▶ Text section
⟨
Lewis eventually left The Actors Studio over differences with Kazan and Crawford involving the production of a play (later resolved) and a desire to concentrate on his burgeoning directorial career on Broadway. Indeed, 1947 saw the opening of his first big commercial Broadway hit, Alan Jay Lerner's Brigadoon.

Years after Lewis' departure, Lee Strasberg was asked to join the studio. Years later, Lewis differed with Strasberg over certain particulars of The Method – as did others. Despite any such differences, The Actors Studio flourished under Strasberg's leadership and he became artistic director several years later, a position he maintained until his death.

The Actors Studio, which is still active today, became one of the leading centers for the Stanislavski System, or Method, of dramatic training, producing some of the most influential performers in American theatre and film in the later half of the 20th century.

==Broadway==
With the critical and commercial success of Brigadoon (1947), Robert Lewis was on his way to becoming one of the Great White Way's most respected directors.

Among the plays directed by Robert Lewis were:
My Hearts in the Highlands (1939) by William Saroyan;
Brigadoon (1947) by Alan Jay Lerner;
Regina (1949);
The Happy Time (1950);
An Enemy of the People (1950);
The Grass Harp (1952);
The Teahouse of the August Moon (1953), winner of the Tony Award for Best Play and New York Drama Critics' Circle Award for Best Director;
Witness for the Prosecution (1954) from Agatha Christie;
Mister Johnson (1956);
Jamaica (1957);
The Hidden River (1957);
Handful of Fire (1958);
Chéri (1959);
Kwamina (1961);
Foxy (1964);
Traveller Without Luggage (1964);
On a Clear Day You Can See Forever (1965); and
Harold and Maude (1980).
⟩
▶ Task requirements
a - Copy out the listing lines from its first line through the line holding "y-axis-tick-label: 1,500 bbox=[6, 301, 34, 314]", inclusive, keeping each one unchanged.
b - Extend the Robert Lewis text, picking up right after its final line.
The Robert Lewis text and the listing have nothing to do with each other.

▶ Items
⟨
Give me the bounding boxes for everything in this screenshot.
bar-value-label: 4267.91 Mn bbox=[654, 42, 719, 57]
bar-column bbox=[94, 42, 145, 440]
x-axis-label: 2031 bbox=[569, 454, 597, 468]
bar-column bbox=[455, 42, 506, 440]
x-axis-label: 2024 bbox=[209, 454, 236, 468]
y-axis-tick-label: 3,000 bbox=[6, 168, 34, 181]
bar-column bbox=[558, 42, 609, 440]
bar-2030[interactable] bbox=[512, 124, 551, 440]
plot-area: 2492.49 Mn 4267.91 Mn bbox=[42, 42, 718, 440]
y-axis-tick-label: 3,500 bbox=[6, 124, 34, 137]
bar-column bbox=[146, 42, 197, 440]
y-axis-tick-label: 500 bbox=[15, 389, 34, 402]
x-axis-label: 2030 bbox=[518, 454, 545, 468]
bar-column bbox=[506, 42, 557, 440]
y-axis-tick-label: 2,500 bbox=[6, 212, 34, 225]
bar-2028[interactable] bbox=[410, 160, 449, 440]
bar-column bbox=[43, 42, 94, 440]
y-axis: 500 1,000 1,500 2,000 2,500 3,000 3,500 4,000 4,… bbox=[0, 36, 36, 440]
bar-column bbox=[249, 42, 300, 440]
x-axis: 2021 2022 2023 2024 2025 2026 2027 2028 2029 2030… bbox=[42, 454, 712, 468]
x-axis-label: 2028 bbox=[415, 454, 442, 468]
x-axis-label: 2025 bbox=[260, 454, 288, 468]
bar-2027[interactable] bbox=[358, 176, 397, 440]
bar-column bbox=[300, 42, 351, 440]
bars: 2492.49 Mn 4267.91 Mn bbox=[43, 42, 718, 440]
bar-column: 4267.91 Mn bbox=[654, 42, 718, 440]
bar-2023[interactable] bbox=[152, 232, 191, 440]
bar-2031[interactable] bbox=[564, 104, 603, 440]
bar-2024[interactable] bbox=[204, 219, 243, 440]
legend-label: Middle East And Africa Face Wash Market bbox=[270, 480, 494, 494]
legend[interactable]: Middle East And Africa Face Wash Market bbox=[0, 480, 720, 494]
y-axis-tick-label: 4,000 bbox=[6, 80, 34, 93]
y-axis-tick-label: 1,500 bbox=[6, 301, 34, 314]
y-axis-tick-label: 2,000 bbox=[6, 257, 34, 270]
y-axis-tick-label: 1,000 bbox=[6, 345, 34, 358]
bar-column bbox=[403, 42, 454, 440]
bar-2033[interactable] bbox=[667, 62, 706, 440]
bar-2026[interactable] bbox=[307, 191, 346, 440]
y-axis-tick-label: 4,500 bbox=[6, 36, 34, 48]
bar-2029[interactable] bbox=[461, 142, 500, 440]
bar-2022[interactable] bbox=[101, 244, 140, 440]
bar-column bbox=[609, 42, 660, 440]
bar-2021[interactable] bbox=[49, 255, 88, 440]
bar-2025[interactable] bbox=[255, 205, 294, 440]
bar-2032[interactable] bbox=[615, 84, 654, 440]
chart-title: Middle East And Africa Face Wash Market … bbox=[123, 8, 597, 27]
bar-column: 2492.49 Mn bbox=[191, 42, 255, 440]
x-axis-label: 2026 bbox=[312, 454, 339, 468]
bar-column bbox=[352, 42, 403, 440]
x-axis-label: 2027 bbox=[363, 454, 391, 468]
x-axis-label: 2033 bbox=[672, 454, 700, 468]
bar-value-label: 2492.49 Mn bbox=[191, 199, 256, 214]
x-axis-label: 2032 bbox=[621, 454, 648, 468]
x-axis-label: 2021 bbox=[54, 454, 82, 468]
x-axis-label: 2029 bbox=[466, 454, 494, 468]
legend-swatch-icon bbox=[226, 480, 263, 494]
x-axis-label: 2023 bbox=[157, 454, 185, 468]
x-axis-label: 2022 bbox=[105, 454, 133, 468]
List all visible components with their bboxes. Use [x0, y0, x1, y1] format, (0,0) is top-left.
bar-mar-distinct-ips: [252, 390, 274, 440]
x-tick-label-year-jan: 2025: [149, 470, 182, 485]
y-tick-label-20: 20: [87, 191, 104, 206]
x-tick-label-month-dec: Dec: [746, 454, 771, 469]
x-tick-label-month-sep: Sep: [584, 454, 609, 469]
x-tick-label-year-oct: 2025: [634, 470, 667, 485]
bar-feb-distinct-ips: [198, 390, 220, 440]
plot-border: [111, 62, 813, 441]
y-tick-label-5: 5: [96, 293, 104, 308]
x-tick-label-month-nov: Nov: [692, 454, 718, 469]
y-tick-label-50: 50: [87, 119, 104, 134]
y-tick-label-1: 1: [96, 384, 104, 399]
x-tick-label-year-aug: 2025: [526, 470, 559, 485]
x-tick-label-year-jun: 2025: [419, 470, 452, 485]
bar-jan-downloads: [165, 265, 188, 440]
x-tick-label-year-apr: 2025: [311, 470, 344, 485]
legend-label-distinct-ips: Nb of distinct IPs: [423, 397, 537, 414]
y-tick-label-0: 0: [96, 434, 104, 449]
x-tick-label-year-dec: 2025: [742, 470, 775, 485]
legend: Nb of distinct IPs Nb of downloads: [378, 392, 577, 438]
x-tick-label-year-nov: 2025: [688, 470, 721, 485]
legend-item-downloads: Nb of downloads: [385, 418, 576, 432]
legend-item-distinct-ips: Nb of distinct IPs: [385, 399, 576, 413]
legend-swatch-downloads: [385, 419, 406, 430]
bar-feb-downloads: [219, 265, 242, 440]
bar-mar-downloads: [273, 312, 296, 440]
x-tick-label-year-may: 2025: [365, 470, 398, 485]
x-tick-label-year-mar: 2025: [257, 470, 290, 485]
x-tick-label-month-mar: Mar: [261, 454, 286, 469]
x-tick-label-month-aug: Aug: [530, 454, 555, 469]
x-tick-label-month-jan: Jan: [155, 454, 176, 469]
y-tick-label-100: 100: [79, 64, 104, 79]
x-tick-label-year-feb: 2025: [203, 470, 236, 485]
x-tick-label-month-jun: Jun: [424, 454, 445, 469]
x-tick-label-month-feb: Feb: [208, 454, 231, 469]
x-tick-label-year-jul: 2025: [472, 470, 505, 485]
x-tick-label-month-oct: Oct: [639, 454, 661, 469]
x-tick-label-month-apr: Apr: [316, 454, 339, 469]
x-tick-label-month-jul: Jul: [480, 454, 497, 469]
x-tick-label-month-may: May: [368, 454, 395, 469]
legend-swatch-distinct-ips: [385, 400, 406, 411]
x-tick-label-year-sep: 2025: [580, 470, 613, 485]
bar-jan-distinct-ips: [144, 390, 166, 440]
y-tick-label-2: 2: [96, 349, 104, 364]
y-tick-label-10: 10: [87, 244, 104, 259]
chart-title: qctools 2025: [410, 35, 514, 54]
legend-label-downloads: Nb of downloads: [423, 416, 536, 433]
⟩
▶ The responses
a -
Give me the bounding boxes for everything in this screenshot.
bar-value-label: 4267.91 Mn bbox=[654, 42, 719, 57]
bar-column bbox=[94, 42, 145, 440]
x-axis-label: 2031 bbox=[569, 454, 597, 468]
bar-column bbox=[455, 42, 506, 440]
x-axis-label: 2024 bbox=[209, 454, 236, 468]
y-axis-tick-label: 3,000 bbox=[6, 168, 34, 181]
bar-column bbox=[558, 42, 609, 440]
bar-2030[interactable] bbox=[512, 124, 551, 440]
plot-area: 2492.49 Mn 4267.91 Mn bbox=[42, 42, 718, 440]
y-axis-tick-label: 3,500 bbox=[6, 124, 34, 137]
bar-column bbox=[146, 42, 197, 440]
y-axis-tick-label: 500 bbox=[15, 389, 34, 402]
x-axis-label: 2030 bbox=[518, 454, 545, 468]
bar-column bbox=[506, 42, 557, 440]
y-axis-tick-label: 2,500 bbox=[6, 212, 34, 225]
bar-2028[interactable] bbox=[410, 160, 449, 440]
bar-column bbox=[43, 42, 94, 440]
y-axis: 500 1,000 1,500 2,000 2,500 3,000 3,500 4,000 4,… bbox=[0, 36, 36, 440]
bar-column bbox=[249, 42, 300, 440]
x-axis: 2021 2022 2023 2024 2025 2026 2027 2028 2029 2030… bbox=[42, 454, 712, 468]
x-axis-label: 2028 bbox=[415, 454, 442, 468]
x-axis-label: 2025 bbox=[260, 454, 288, 468]
bar-2027[interactable] bbox=[358, 176, 397, 440]
bar-column bbox=[300, 42, 351, 440]
bars: 2492.49 Mn 4267.91 Mn bbox=[43, 42, 718, 440]
bar-column: 4267.91 Mn bbox=[654, 42, 718, 440]
bar-2023[interactable] bbox=[152, 232, 191, 440]
bar-2031[interactable] bbox=[564, 104, 603, 440]
bar-2024[interactable] bbox=[204, 219, 243, 440]
legend-label: Middle East And Africa Face Wash Market bbox=[270, 480, 494, 494]
legend[interactable]: Middle East And Africa Face Wash Market bbox=[0, 480, 720, 494]
y-axis-tick-label: 4,000 bbox=[6, 80, 34, 93]
y-axis-tick-label: 1,500 bbox=[6, 301, 34, 314]

b -
==Method — Or Madness?==
By the 1950s, Stanislavski's ideas on acting technique had become very popular in America. In his memoirs, Lewis notes that widespread adoption had also fostered widespread confusion and misinformation, both among its defenders and its detractors. There were many different proponents and many different interpretations, some successful and some less so, all lumped together under the popular moniker of "The Method".

On the stage of the Playhouse Theatre in New York City, at 11:30 p.m. on the evening of Monday, April 15, 1957, Robert Lewis presented the first of eight lectures to professional actors, directors and playwrights on the subject of what, exactly, Method acting is and is not. There were some 5,000 written applications to attend the lectures.

In an attempt to clear the air surrounding Method acting, one of Lewis' points revolved around the idea that there are many facets of an actor's preparation and Stanislavski intended that the actor prepare internally and externally, rather than relying exclusively, or too heavily, upon internal techniques such as affective memory. Opponents of Method acting complained of a "generation of mumblers", whose acting conveyed the truth of the actor but not necessarily the truth of the character on the stage. Lewis felt that such performances were the result of an unfortunate misinterpretation of Stanislavski's ideas.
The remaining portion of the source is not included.